WHAT THE TASK ASKS:
Extract each line containing the string "Вставить".

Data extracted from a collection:

-- Begin --

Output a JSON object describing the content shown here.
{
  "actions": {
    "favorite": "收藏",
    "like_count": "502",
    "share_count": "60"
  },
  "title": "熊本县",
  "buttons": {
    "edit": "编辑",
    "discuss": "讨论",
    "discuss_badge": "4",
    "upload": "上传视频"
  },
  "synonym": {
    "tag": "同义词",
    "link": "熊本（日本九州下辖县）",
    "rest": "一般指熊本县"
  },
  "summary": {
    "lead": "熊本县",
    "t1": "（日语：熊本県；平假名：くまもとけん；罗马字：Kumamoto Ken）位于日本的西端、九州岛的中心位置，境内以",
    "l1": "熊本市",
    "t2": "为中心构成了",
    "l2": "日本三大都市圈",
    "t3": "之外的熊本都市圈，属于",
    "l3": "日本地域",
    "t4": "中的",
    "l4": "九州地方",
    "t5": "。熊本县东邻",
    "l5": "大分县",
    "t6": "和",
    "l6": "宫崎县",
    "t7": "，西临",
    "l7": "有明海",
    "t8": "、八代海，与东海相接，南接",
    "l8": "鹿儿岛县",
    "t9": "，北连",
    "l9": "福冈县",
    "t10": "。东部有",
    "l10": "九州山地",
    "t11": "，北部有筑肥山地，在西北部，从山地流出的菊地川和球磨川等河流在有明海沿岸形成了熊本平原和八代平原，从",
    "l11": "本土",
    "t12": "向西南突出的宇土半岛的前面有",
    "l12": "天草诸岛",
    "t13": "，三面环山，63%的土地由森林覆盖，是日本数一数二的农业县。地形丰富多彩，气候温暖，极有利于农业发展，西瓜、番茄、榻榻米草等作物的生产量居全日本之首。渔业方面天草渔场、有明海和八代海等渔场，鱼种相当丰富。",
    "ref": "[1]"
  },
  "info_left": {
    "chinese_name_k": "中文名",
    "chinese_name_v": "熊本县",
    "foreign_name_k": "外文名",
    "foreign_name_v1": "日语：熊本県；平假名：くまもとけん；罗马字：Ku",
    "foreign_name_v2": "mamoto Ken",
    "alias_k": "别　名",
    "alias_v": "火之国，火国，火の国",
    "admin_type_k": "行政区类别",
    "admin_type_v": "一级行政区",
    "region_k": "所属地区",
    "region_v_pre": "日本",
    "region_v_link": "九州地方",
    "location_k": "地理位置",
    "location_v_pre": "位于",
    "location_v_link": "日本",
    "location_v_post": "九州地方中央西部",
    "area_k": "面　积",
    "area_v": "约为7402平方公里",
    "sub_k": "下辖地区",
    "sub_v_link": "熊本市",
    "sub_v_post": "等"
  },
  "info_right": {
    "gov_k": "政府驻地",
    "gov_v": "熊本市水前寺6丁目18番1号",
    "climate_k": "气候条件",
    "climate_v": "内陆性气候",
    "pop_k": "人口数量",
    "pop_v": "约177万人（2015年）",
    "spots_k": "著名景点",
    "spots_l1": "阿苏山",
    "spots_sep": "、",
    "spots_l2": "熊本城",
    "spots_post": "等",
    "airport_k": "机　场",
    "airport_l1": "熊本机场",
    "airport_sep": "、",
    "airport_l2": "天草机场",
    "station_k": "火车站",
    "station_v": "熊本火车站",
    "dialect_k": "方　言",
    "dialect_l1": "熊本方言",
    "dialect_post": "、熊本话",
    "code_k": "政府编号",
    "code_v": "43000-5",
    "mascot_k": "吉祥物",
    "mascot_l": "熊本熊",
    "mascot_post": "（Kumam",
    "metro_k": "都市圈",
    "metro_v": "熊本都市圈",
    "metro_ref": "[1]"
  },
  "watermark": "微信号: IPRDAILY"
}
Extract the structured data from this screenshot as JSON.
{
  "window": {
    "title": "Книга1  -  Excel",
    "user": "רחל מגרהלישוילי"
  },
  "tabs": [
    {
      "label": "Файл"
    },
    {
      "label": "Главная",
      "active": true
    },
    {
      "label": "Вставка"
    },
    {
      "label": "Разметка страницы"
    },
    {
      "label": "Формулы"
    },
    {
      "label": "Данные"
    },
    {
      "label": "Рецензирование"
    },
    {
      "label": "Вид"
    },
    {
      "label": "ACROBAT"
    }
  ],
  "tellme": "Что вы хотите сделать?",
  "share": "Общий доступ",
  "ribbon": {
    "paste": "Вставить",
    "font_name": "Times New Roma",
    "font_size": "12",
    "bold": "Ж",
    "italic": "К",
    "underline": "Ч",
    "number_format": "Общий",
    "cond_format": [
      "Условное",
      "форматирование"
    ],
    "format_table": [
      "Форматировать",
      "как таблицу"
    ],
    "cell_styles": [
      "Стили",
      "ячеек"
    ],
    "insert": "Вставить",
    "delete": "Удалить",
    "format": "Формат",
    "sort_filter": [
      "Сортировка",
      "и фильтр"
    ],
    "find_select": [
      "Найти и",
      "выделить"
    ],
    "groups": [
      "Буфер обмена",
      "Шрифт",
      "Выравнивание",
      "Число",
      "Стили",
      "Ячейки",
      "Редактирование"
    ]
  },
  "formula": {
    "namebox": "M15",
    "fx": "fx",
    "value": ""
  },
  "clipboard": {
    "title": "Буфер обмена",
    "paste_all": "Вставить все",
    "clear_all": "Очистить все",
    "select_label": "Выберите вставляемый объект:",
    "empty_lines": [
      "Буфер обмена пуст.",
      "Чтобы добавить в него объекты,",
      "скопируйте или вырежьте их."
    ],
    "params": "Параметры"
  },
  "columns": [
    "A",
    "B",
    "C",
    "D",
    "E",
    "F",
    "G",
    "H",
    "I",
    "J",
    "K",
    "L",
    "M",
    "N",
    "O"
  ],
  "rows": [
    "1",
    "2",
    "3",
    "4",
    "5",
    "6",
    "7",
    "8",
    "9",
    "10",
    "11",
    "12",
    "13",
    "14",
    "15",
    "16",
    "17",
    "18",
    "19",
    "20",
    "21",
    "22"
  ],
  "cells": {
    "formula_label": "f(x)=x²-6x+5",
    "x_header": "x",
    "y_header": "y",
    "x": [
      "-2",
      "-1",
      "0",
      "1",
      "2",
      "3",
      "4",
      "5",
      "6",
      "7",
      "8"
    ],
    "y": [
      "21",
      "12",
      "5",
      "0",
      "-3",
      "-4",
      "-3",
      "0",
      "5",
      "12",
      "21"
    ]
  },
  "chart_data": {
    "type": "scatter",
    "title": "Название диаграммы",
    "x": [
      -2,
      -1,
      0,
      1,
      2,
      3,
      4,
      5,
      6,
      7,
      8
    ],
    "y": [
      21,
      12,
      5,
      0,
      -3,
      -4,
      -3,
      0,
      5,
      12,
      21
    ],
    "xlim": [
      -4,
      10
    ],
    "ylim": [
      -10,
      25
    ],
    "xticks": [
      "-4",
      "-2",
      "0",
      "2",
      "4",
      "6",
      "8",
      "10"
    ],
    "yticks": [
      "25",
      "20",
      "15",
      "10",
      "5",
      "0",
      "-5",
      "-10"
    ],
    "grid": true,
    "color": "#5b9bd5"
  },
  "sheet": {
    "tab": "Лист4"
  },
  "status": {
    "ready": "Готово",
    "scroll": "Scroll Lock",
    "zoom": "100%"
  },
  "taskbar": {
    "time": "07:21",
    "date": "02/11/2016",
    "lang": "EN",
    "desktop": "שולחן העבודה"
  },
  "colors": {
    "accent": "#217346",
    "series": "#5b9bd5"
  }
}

-- End --

FULL SOLUTION:
    "paste": "Вставить",
    "insert": "Вставить",
    "paste_all": "Вставить все",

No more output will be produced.